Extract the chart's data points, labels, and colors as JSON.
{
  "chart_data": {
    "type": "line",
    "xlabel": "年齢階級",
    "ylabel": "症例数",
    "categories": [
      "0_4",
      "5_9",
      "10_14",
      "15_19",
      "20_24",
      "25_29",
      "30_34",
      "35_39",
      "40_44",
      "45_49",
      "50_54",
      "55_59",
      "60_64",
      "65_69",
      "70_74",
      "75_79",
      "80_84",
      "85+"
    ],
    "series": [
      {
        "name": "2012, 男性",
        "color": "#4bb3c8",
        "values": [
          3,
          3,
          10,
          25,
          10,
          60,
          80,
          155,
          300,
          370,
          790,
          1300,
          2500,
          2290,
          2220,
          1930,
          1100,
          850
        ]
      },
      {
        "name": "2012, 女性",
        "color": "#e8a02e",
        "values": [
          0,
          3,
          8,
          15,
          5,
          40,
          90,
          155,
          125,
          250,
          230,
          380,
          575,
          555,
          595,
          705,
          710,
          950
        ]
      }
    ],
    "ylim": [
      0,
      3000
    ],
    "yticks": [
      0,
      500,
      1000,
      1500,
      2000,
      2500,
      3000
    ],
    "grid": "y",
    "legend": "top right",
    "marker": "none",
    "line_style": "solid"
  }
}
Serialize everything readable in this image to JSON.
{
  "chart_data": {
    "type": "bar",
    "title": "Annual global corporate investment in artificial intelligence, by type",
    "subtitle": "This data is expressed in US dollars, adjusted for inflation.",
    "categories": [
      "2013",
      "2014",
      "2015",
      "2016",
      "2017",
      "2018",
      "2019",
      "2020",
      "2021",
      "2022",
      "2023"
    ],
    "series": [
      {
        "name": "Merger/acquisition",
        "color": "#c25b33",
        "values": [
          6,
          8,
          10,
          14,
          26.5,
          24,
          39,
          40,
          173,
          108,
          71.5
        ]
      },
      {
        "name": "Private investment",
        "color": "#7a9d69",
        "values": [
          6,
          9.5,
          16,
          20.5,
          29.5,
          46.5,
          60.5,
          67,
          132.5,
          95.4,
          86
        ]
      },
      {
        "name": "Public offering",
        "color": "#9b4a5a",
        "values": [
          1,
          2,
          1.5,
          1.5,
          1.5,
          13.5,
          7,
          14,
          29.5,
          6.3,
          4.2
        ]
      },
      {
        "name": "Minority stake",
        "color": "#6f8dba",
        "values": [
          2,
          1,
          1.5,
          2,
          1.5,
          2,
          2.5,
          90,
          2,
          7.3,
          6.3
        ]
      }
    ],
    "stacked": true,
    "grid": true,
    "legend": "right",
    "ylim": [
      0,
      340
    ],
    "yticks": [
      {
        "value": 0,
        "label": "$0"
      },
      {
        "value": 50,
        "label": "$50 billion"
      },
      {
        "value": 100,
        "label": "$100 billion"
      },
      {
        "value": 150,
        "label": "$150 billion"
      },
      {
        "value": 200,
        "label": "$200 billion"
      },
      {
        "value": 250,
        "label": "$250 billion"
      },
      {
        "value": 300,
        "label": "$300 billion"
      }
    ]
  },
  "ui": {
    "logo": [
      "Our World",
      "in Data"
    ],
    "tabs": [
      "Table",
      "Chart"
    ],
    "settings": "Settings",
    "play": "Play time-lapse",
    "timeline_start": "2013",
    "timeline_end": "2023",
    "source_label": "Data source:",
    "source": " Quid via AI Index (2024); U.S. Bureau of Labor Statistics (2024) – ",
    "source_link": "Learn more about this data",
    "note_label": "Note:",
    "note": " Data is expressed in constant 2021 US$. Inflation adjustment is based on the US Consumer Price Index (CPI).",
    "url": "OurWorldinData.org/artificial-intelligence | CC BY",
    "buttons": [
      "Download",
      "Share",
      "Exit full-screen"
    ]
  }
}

....

Problem details
Produce an exact copy of every entry above.

Finished exercise
Extract the chart's data points, labels, and colors as JSON.
{
  "chart_data": {
    "type": "line",
    "xlabel": "年齢階級",
    "ylabel": "症例数",
    "categories": [
      "0_4",
      "5_9",
      "10_14",
      "15_19",
      "20_24",
      "25_29",
      "30_34",
      "35_39",
      "40_44",
      "45_49",
      "50_54",
      "55_59",
      "60_64",
      "65_69",
      "70_74",
      "75_79",
      "80_84",
      "85+"
    ],
    "series": [
      {
        "name": "2012, 男性",
        "color": "#4bb3c8",
        "values": [
          3,
          3,
          10,
          25,
          10,
          60,
          80,
          155,
          300,
          370,
          790,
          1300,
          2500,
          2290,
          2220,
          1930,
          1100,
          850
        ]
      },
      {
        "name": "2012, 女性",
        "color": "#e8a02e",
        "values": [
          0,
          3,
          8,
          15,
          5,
          40,
          90,
          155,
          125,
          250,
          230,
          380,
          575,
          555,
          595,
          705,
          710,
          950
        ]
      }
    ],
    "ylim": [
      0,
      3000
    ],
    "yticks": [
      0,
      500,
      1000,
      1500,
      2000,
      2500,
      3000
    ],
    "grid": "y",
    "legend": "top right",
    "marker": "none",
    "line_style": "solid"
  }
}
Serialize everything readable in this image to JSON.
{
  "chart_data": {
    "type": "bar",
    "title": "Annual global corporate investment in artificial intelligence, by type",
    "subtitle": "This data is expressed in US dollars, adjusted for inflation.",
    "categories": [
      "2013",
      "2014",
      "2015",
      "2016",
      "2017",
      "2018",
      "2019",
      "2020",
      "2021",
      "2022",
      "2023"
    ],
    "series": [
      {
        "name": "Merger/acquisition",
        "color": "#c25b33",
        "values": [
          6,
          8,
          10,
          14,
          26.5,
          24,
          39,
          40,
          173,
          108,
          71.5
        ]
      },
      {
        "name": "Private investment",
        "color": "#7a9d69",
        "values": [
          6,
          9.5,
          16,
          20.5,
          29.5,
          46.5,
          60.5,
          67,
          132.5,
          95.4,
          86
        ]
      },
      {
        "name": "Public offering",
        "color": "#9b4a5a",
        "values": [
          1,
          2,
          1.5,
          1.5,
          1.5,
          13.5,
          7,
          14,
          29.5,
          6.3,
          4.2
        ]
      },
      {
        "name": "Minority stake",
        "color": "#6f8dba",
        "values": [
          2,
          1,
          1.5,
          2,
          1.5,
          2,
          2.5,
          90,
          2,
          7.3,
          6.3
        ]
      }
    ],
    "stacked": true,
    "grid": true,
    "legend": "right",
    "ylim": [
      0,
      340
    ],
    "yticks": [
      {
        "value": 0,
        "label": "$0"
      },
      {
        "value": 50,
        "label": "$50 billion"
      },
      {
        "value": 100,
        "label": "$100 billion"
      },
      {
        "value": 150,
        "label": "$150 billion"
      },
      {
        "value": 200,
        "label": "$200 billion"
      },
      {
        "value": 250,
        "label": "$250 billion"
      },
      {
        "value": 300,
        "label": "$300 billion"
      }
    ]
  },
  "ui": {
    "logo": [
      "Our World",
      "in Data"
    ],
    "tabs": [
      "Table",
      "Chart"
    ],
    "settings": "Settings",
    "play": "Play time-lapse",
    "timeline_start": "2013",
    "timeline_end": "2023",
    "source_label": "Data source:",
    "source": " Quid via AI Index (2024); U.S. Bureau of Labor Statistics (2024) – ",
    "source_link": "Learn more about this data",
    "note_label": "Note:",
    "note": " Data is expressed in constant 2021 US$. Inflation adjustment is based on the US Consumer Price Index (CPI).",
    "url": "OurWorldinData.org/artificial-intelligence | CC BY",
    "buttons": [
      "Download",
      "Share",
      "Exit full-screen"
    ]
  }
}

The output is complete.